TASK ▸
Copy out each line containing "this" from the entries below.

PROVIDED DATA ▸

▼▼▼

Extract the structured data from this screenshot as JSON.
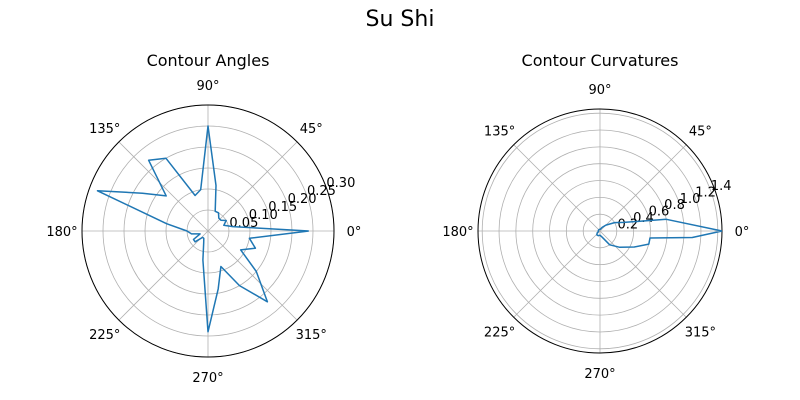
{
  "figure": {
    "suptitle": "Su Shi"
  },
  "chart_data": [
    {
      "type": "line",
      "projection": "polar",
      "title": "Contour Angles",
      "theta_unit": "degrees",
      "theta_tick_labels": [
        "0°",
        "45°",
        "90°",
        "135°",
        "180°",
        "225°",
        "270°",
        "315°"
      ],
      "theta_ticks": [
        0,
        45,
        90,
        135,
        180,
        225,
        270,
        315
      ],
      "r_ticks": [
        0.05,
        0.1,
        0.15,
        0.2,
        0.25,
        0.3
      ],
      "r_tick_labels": [
        "0.05",
        "0.10",
        "0.15",
        "0.20",
        "0.25",
        "0.30"
      ],
      "rlim": [
        0,
        0.3
      ],
      "r_label_angle": 22.5,
      "grid": true,
      "series": [
        {
          "color": "#1f77b4",
          "theta": [
            0,
            10,
            20,
            30,
            40,
            50,
            60,
            70,
            80,
            90,
            100,
            110,
            120,
            130,
            140,
            150,
            160,
            170,
            180,
            190,
            200,
            210,
            220,
            230,
            240,
            250,
            260,
            270,
            280,
            290,
            300,
            310,
            320,
            330,
            340,
            350,
            360
          ],
          "r": [
            0.24,
            0.06,
            0.04,
            0.05,
            0.04,
            0.04,
            0.05,
            0.05,
            0.11,
            0.25,
            0.1,
            0.09,
            0.2,
            0.22,
            0.13,
            0.18,
            0.28,
            0.1,
            0.05,
            0.04,
            0.02,
            0.04,
            0.04,
            0.02,
            0.02,
            0.03,
            0.07,
            0.24,
            0.14,
            0.09,
            0.15,
            0.22,
            0.15,
            0.09,
            0.12,
            0.1,
            0.24
          ]
        }
      ]
    },
    {
      "type": "line",
      "projection": "polar",
      "title": "Contour Curvatures",
      "theta_unit": "degrees",
      "theta_tick_labels": [
        "0°",
        "45°",
        "90°",
        "135°",
        "180°",
        "225°",
        "270°",
        "315°"
      ],
      "theta_ticks": [
        0,
        45,
        90,
        135,
        180,
        225,
        270,
        315
      ],
      "r_ticks": [
        0.2,
        0.4,
        0.6,
        0.8,
        1.0,
        1.2,
        1.4
      ],
      "r_tick_labels": [
        "0.2",
        "0.4",
        "0.6",
        "0.8",
        "1.0",
        "1.2",
        "1.4"
      ],
      "rlim": [
        0,
        1.45
      ],
      "r_label_angle": 22.5,
      "grid": true,
      "series": [
        {
          "color": "#1f77b4",
          "theta": [
            0,
            10,
            20,
            30,
            45,
            60,
            80,
            100,
            120,
            140,
            160,
            180,
            200,
            215,
            230,
            250,
            270,
            290,
            305,
            320,
            335,
            345,
            352,
            356,
            360
          ],
          "r": [
            1.45,
            0.8,
            0.3,
            0.2,
            0.1,
            0.05,
            0.02,
            0.02,
            0.02,
            0.02,
            0.02,
            0.02,
            0.02,
            0.04,
            0.06,
            0.06,
            0.05,
            0.08,
            0.2,
            0.3,
            0.45,
            0.6,
            0.6,
            1.1,
            1.45
          ]
        }
      ]
    }
  ]
}
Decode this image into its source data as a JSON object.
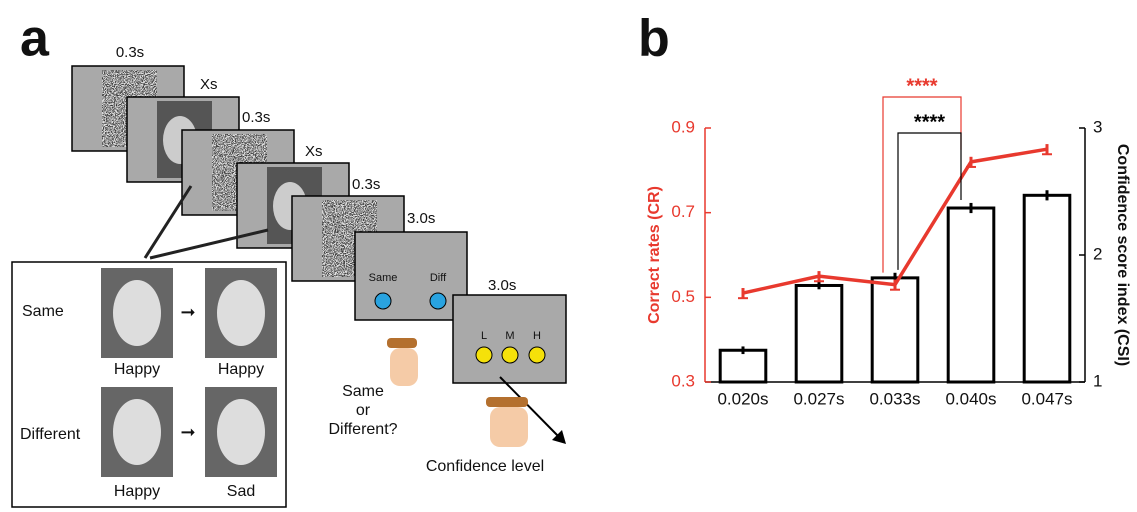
{
  "panel_a": {
    "label": "a",
    "durations": [
      "0.3s",
      "Xs",
      "0.3s",
      "Xs",
      "0.3s"
    ],
    "response_screen": {
      "duration": "3.0s",
      "options": [
        "Same",
        "Diff"
      ]
    },
    "confidence_screen": {
      "duration": "3.0s",
      "options": [
        "L",
        "M",
        "H"
      ]
    },
    "response_prompt": [
      "Same",
      "or",
      "Different?"
    ],
    "confidence_prompt": "Confidence level",
    "examples": [
      {
        "condition": "Same",
        "labels": [
          "Happy",
          "Happy"
        ]
      },
      {
        "condition": "Different",
        "labels": [
          "Happy",
          "Sad"
        ]
      }
    ]
  },
  "chart_data": {
    "type": "bar",
    "panel_label": "b",
    "categories": [
      "0.020s",
      "0.027s",
      "0.033s",
      "0.040s",
      "0.047s"
    ],
    "ylabel": "Correct rates (CR)",
    "y2label": "Confidence score index (CSI)",
    "ylim": [
      0.3,
      0.9
    ],
    "yticks": [
      0.3,
      0.5,
      0.7,
      0.9
    ],
    "y2lim": [
      1,
      3
    ],
    "y2ticks": [
      1,
      2,
      3
    ],
    "series": [
      {
        "type": "bar",
        "axis": "y2",
        "color": "#000000",
        "values": [
          1.25,
          1.76,
          1.82,
          2.37,
          2.47
        ],
        "errors": [
          0.03,
          0.03,
          0.04,
          0.04,
          0.04
        ]
      },
      {
        "type": "line",
        "axis": "y",
        "color": "#e8392e",
        "values": [
          0.51,
          0.55,
          0.53,
          0.82,
          0.85
        ],
        "errors": [
          0.012,
          0.012,
          0.012,
          0.012,
          0.012
        ]
      }
    ],
    "annotations": [
      {
        "text": "****",
        "color": "#e8392e",
        "between": [
          "0.033s",
          "0.040s"
        ]
      },
      {
        "text": "****",
        "color": "#000000",
        "between": [
          "0.033s",
          "0.040s"
        ]
      }
    ]
  }
}
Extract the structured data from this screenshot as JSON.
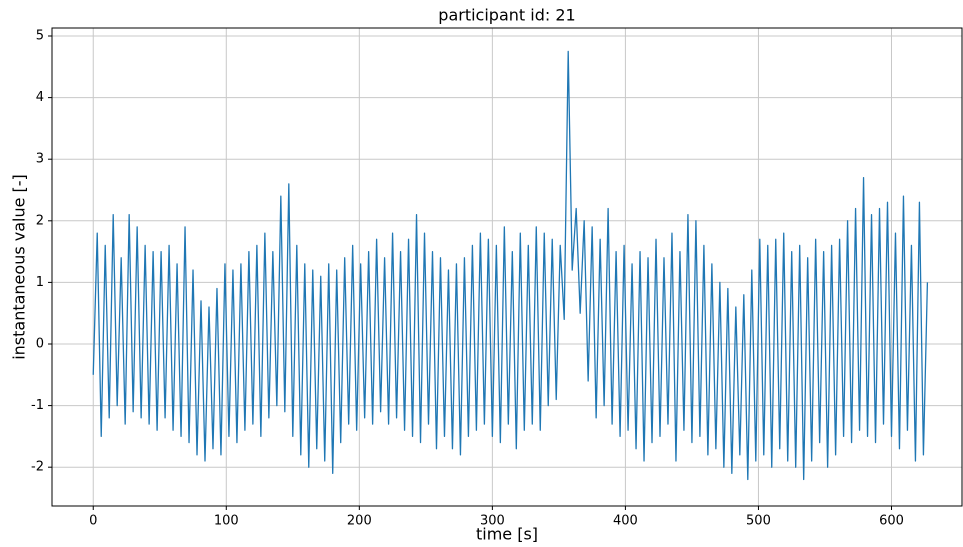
{
  "chart_data": {
    "type": "line",
    "title": "participant id: 21",
    "xlabel": "time [s]",
    "ylabel": "instantaneous value [-]",
    "color": "#1f77b4",
    "grid": true,
    "xlim": [
      -31,
      653
    ],
    "ylim": [
      -2.63,
      5.13
    ],
    "xticks": [
      0,
      100,
      200,
      300,
      400,
      500,
      600
    ],
    "yticks": [
      -2,
      -1,
      0,
      1,
      2,
      3,
      4,
      5
    ],
    "x": [
      0,
      3,
      6,
      9,
      12,
      15,
      18,
      21,
      24,
      27,
      30,
      33,
      36,
      39,
      42,
      45,
      48,
      51,
      54,
      57,
      60,
      63,
      66,
      69,
      72,
      75,
      78,
      81,
      84,
      87,
      90,
      93,
      96,
      99,
      102,
      105,
      108,
      111,
      114,
      117,
      120,
      123,
      126,
      129,
      132,
      135,
      138,
      141,
      144,
      147,
      150,
      153,
      156,
      159,
      162,
      165,
      168,
      171,
      174,
      177,
      180,
      183,
      186,
      189,
      192,
      195,
      198,
      201,
      204,
      207,
      210,
      213,
      216,
      219,
      222,
      225,
      228,
      231,
      234,
      237,
      240,
      243,
      246,
      249,
      252,
      255,
      258,
      261,
      264,
      267,
      270,
      273,
      276,
      279,
      282,
      285,
      288,
      291,
      294,
      297,
      300,
      303,
      306,
      309,
      312,
      315,
      318,
      321,
      324,
      327,
      330,
      333,
      336,
      339,
      342,
      345,
      348,
      351,
      354,
      357,
      360,
      363,
      366,
      369,
      372,
      375,
      378,
      381,
      384,
      387,
      390,
      393,
      396,
      399,
      402,
      405,
      408,
      411,
      414,
      417,
      420,
      423,
      426,
      429,
      432,
      435,
      438,
      441,
      444,
      447,
      450,
      453,
      456,
      459,
      462,
      465,
      468,
      471,
      474,
      477,
      480,
      483,
      486,
      489,
      492,
      495,
      498,
      501,
      504,
      507,
      510,
      513,
      516,
      519,
      522,
      525,
      528,
      531,
      534,
      537,
      540,
      543,
      546,
      549,
      552,
      555,
      558,
      561,
      564,
      567,
      570,
      573,
      576,
      579,
      582,
      585,
      588,
      591,
      594,
      597,
      600,
      603,
      606,
      609,
      612,
      615,
      618,
      621,
      624,
      627
    ],
    "values": [
      -0.5,
      1.8,
      -1.5,
      1.6,
      -1.2,
      2.1,
      -1.0,
      1.4,
      -1.3,
      2.1,
      -1.1,
      1.9,
      -1.2,
      1.6,
      -1.3,
      1.5,
      -1.4,
      1.5,
      -1.2,
      1.6,
      -1.4,
      1.3,
      -1.5,
      1.9,
      -1.6,
      1.2,
      -1.8,
      0.7,
      -1.9,
      0.6,
      -1.7,
      0.9,
      -1.8,
      1.3,
      -1.5,
      1.2,
      -1.6,
      1.3,
      -1.4,
      1.5,
      -1.3,
      1.6,
      -1.5,
      1.8,
      -1.2,
      1.5,
      -1.0,
      2.4,
      -1.1,
      2.6,
      -1.5,
      1.6,
      -1.8,
      1.3,
      -2.0,
      1.2,
      -1.7,
      1.1,
      -1.9,
      1.3,
      -2.1,
      1.2,
      -1.6,
      1.4,
      -1.3,
      1.6,
      -1.4,
      1.3,
      -1.2,
      1.5,
      -1.3,
      1.7,
      -1.1,
      1.4,
      -1.3,
      1.8,
      -1.2,
      1.5,
      -1.4,
      1.7,
      -1.5,
      2.1,
      -1.6,
      1.8,
      -1.3,
      1.5,
      -1.7,
      1.4,
      -1.5,
      1.2,
      -1.7,
      1.3,
      -1.8,
      1.4,
      -1.5,
      1.6,
      -1.4,
      1.8,
      -1.3,
      1.7,
      -1.5,
      1.6,
      -1.6,
      1.9,
      -1.3,
      1.5,
      -1.7,
      1.8,
      -1.4,
      1.6,
      -1.3,
      1.9,
      -1.4,
      1.8,
      -1.0,
      1.7,
      -0.9,
      1.6,
      0.4,
      4.75,
      1.2,
      2.2,
      0.5,
      2.0,
      -0.6,
      1.9,
      -1.2,
      1.7,
      -1.0,
      2.2,
      -1.3,
      1.5,
      -1.5,
      1.6,
      -1.4,
      1.3,
      -1.7,
      1.5,
      -1.9,
      1.4,
      -1.6,
      1.7,
      -1.5,
      1.4,
      -1.3,
      1.8,
      -1.9,
      1.5,
      -1.4,
      2.1,
      -1.6,
      2.0,
      -1.5,
      1.6,
      -1.8,
      1.3,
      -1.7,
      1.0,
      -2.0,
      0.9,
      -2.1,
      0.6,
      -1.8,
      0.8,
      -2.2,
      1.2,
      -1.9,
      1.7,
      -1.8,
      1.6,
      -2.0,
      1.7,
      -1.7,
      1.8,
      -1.9,
      1.5,
      -2.0,
      1.6,
      -2.2,
      1.4,
      -1.9,
      1.7,
      -1.6,
      1.5,
      -2.0,
      1.6,
      -1.8,
      1.7,
      -1.5,
      2.0,
      -1.6,
      2.2,
      -1.4,
      2.7,
      -1.5,
      2.1,
      -1.6,
      2.2,
      -1.3,
      2.3,
      -1.5,
      1.8,
      -1.7,
      2.4,
      -1.4,
      1.6,
      -1.9,
      2.3,
      -1.8,
      1.0
    ]
  }
}
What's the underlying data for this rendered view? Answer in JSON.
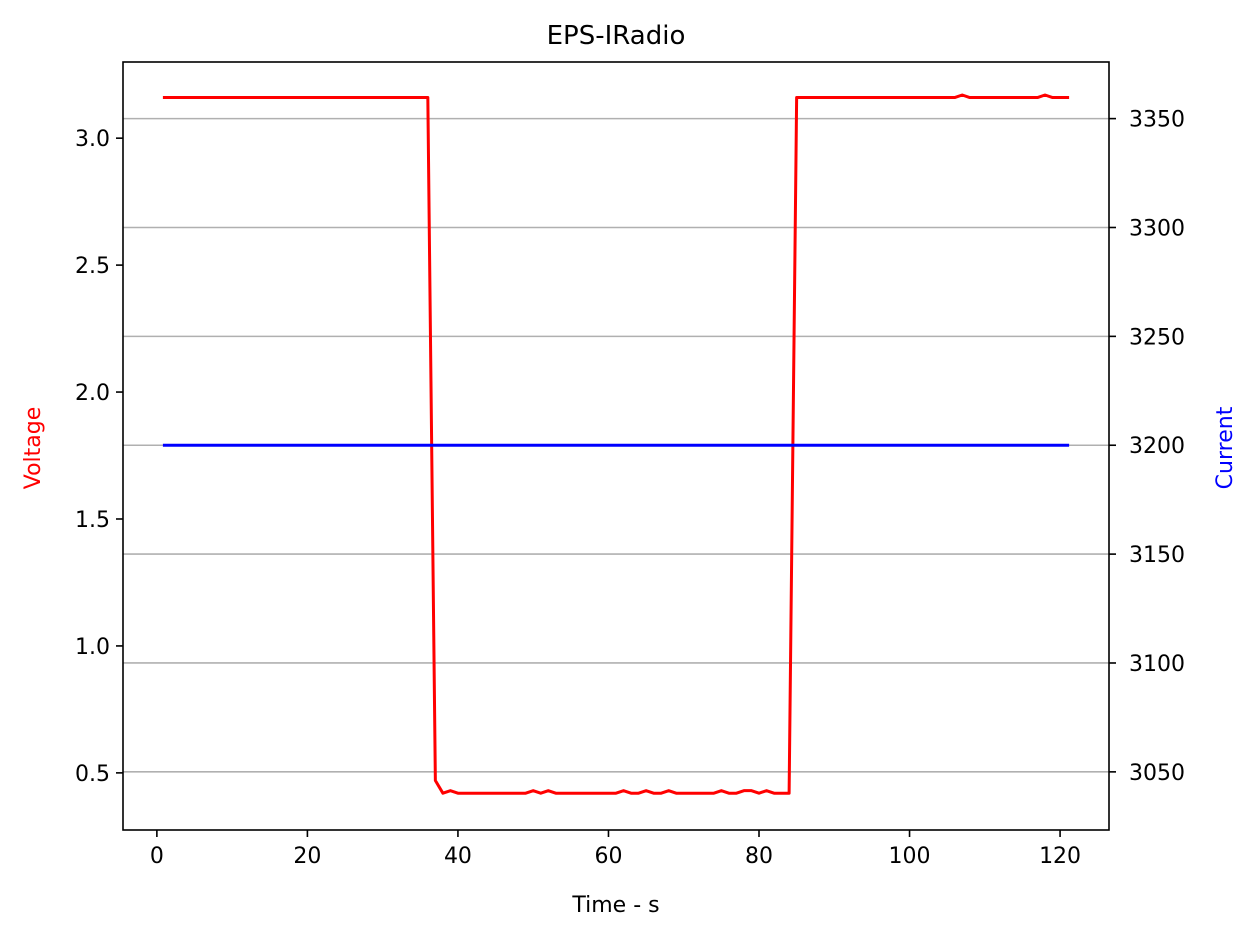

▲▲▲

ANSWER FOR THE TASK ▸
Extract the structured data from this screenshot as JSON.
Decode this image into its source data as a JSON object.
Extract the structured data from this screenshot as JSON.
What's the underlying data for this rendered view? Answer in JSON.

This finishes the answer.